PROBLEM TO WORK ON — Restate the entries below verbatim.

[start]

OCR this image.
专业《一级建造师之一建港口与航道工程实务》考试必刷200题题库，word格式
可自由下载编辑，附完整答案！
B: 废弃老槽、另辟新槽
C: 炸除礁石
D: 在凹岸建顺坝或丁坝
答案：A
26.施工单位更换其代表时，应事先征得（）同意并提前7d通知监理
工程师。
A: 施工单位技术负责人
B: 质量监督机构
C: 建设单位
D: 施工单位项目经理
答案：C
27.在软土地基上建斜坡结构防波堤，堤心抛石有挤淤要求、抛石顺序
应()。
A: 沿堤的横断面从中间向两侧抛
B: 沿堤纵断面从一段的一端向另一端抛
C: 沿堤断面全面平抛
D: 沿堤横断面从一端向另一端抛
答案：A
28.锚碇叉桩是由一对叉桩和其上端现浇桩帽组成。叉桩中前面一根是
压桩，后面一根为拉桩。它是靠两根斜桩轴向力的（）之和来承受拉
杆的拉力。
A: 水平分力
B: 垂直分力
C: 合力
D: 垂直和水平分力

[end]

SOLVED PROBLEM —
OCR this image.
专业《一级建造师之一建港口与航道工程实务》考试必刷200题题库，word格式
可自由下载编辑，附完整答案！
B: 废弃老槽、另辟新槽
C: 炸除礁石
D: 在凹岸建顺坝或丁坝
答案：A
26.施工单位更换其代表时，应事先征得（）同意并提前7d通知监理
工程师。
A: 施工单位技术负责人
B: 质量监督机构
C: 建设单位
D: 施工单位项目经理
答案：C
27.在软土地基上建斜坡结构防波堤，堤心抛石有挤淤要求、抛石顺序
应()。
A: 沿堤的横断面从中间向两侧抛
B: 沿堤纵断面从一段的一端向另一端抛
C: 沿堤断面全面平抛
D: 沿堤横断面从一端向另一端抛
答案：A
28.锚碇叉桩是由一对叉桩和其上端现浇桩帽组成。叉桩中前面一根是
压桩，后面一根为拉桩。它是靠两根斜桩轴向力的（）之和来承受拉
杆的拉力。
A: 水平分力
B: 垂直分力
C: 合力
D: 垂直和水平分力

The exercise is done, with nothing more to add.